Set exercise:
Which lines in the records below contain the word "kind"? Copy each one out.

Input records:
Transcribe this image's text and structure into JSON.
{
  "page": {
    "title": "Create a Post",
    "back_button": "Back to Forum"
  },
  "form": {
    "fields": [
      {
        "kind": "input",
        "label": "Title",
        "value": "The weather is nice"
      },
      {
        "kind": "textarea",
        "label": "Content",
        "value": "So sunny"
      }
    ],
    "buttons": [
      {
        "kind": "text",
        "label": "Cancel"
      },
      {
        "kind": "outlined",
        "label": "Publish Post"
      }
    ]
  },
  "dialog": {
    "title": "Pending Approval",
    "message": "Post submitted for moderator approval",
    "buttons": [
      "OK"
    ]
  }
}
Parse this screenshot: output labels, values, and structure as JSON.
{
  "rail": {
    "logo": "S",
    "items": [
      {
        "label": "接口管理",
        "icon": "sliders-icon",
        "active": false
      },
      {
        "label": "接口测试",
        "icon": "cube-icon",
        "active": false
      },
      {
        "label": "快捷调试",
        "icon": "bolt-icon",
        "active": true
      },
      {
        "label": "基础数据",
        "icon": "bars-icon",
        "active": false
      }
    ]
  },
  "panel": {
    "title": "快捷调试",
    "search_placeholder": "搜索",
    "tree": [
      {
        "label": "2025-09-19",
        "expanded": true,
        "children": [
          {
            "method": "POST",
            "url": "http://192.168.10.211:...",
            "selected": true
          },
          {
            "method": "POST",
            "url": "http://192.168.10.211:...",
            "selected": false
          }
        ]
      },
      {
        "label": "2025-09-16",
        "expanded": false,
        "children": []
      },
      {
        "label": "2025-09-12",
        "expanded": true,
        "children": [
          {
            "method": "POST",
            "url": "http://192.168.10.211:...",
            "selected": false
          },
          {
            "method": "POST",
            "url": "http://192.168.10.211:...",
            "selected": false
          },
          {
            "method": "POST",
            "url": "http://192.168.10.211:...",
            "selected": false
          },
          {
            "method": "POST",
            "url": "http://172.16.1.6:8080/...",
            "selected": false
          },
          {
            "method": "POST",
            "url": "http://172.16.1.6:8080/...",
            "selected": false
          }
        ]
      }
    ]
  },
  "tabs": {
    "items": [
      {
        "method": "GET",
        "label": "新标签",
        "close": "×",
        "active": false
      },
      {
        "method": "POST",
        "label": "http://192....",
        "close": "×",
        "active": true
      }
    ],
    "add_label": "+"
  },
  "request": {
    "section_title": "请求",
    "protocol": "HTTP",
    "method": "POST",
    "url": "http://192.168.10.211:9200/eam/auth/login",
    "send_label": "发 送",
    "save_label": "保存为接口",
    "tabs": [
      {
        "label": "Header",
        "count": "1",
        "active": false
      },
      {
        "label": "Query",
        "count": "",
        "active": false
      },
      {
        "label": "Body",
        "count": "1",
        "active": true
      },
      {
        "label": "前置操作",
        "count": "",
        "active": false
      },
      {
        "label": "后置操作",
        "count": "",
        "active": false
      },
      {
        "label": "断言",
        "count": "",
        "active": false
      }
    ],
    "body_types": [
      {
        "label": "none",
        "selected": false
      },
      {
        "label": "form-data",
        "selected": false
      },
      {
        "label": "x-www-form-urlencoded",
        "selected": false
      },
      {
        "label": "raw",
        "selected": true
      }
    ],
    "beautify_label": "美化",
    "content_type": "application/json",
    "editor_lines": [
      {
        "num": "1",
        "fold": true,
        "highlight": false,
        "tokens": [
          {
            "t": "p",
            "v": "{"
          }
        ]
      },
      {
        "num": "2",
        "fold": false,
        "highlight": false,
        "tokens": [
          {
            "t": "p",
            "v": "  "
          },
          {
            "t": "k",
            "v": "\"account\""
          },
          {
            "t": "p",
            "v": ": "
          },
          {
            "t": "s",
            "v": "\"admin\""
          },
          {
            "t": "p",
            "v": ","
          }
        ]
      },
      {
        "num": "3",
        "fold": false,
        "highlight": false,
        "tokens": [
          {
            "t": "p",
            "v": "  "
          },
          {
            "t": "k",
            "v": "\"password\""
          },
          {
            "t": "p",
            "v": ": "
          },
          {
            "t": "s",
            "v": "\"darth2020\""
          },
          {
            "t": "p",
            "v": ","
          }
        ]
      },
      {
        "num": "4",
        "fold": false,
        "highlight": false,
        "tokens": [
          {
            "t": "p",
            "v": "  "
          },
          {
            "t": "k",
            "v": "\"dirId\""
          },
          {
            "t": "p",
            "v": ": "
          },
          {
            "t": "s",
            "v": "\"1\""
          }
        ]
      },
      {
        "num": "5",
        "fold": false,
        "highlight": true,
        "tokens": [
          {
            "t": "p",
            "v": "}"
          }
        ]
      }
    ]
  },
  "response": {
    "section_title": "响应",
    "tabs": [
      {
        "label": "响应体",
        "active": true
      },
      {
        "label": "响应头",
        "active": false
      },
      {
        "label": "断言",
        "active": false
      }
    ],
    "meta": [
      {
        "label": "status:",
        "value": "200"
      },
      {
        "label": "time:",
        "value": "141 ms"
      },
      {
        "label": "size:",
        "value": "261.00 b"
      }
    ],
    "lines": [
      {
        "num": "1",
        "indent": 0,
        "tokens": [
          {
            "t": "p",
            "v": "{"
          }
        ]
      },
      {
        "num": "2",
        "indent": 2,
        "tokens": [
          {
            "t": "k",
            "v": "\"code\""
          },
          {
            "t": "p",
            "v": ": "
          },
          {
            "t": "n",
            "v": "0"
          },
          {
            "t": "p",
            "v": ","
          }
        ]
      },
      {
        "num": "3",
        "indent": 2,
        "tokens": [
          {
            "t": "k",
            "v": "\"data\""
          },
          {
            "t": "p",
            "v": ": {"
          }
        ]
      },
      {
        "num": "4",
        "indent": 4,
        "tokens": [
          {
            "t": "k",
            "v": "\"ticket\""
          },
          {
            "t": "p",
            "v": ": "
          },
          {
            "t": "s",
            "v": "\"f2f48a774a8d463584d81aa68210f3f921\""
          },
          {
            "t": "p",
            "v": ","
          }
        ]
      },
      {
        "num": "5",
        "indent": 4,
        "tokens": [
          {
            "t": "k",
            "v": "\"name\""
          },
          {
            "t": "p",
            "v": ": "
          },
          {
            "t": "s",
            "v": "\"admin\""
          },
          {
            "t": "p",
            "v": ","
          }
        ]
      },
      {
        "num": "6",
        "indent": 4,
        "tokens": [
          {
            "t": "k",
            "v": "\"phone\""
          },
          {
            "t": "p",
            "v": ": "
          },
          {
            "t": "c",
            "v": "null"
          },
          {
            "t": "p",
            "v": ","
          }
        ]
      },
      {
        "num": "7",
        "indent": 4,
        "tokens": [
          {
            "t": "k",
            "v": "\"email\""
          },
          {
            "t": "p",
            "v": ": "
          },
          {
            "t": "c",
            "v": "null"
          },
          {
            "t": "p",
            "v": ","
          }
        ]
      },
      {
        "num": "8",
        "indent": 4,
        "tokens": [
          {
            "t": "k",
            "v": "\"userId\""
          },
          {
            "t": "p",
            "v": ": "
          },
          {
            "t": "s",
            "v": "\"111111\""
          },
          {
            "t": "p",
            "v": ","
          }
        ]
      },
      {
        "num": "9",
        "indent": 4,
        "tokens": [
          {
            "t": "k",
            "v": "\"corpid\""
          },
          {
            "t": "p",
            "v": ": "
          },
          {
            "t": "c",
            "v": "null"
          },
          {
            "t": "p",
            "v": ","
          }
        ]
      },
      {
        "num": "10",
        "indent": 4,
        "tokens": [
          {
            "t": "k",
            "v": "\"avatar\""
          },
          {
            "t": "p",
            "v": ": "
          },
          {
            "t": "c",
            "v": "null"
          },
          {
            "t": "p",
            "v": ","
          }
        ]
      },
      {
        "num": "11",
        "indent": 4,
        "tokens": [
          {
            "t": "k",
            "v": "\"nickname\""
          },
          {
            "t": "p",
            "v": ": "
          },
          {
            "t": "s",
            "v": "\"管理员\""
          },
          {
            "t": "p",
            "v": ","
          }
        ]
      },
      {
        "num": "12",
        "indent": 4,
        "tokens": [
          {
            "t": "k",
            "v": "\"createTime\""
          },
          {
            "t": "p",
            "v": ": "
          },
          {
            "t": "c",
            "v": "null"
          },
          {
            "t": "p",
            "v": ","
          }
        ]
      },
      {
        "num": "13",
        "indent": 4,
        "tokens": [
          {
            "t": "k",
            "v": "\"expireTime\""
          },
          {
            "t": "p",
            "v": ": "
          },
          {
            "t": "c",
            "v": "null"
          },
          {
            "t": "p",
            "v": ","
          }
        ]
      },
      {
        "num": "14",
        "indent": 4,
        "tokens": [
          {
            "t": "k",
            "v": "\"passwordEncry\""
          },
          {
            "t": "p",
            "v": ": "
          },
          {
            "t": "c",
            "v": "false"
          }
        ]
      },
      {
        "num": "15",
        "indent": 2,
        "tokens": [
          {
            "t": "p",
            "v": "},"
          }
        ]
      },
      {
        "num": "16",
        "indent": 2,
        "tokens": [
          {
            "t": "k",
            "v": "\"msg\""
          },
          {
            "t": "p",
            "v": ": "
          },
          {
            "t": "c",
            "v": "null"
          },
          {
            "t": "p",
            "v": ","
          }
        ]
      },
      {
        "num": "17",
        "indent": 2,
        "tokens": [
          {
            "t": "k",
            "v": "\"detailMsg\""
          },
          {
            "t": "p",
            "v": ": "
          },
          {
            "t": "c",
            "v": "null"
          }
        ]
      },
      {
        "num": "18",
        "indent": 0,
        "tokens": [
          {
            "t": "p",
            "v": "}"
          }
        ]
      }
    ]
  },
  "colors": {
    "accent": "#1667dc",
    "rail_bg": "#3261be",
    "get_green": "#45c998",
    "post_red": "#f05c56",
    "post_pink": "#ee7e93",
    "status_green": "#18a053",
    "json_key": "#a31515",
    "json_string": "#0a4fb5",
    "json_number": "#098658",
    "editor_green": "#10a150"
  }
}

Response:
        "kind": "input",
        "kind": "textarea",
        "kind": "text",
        "kind": "outlined",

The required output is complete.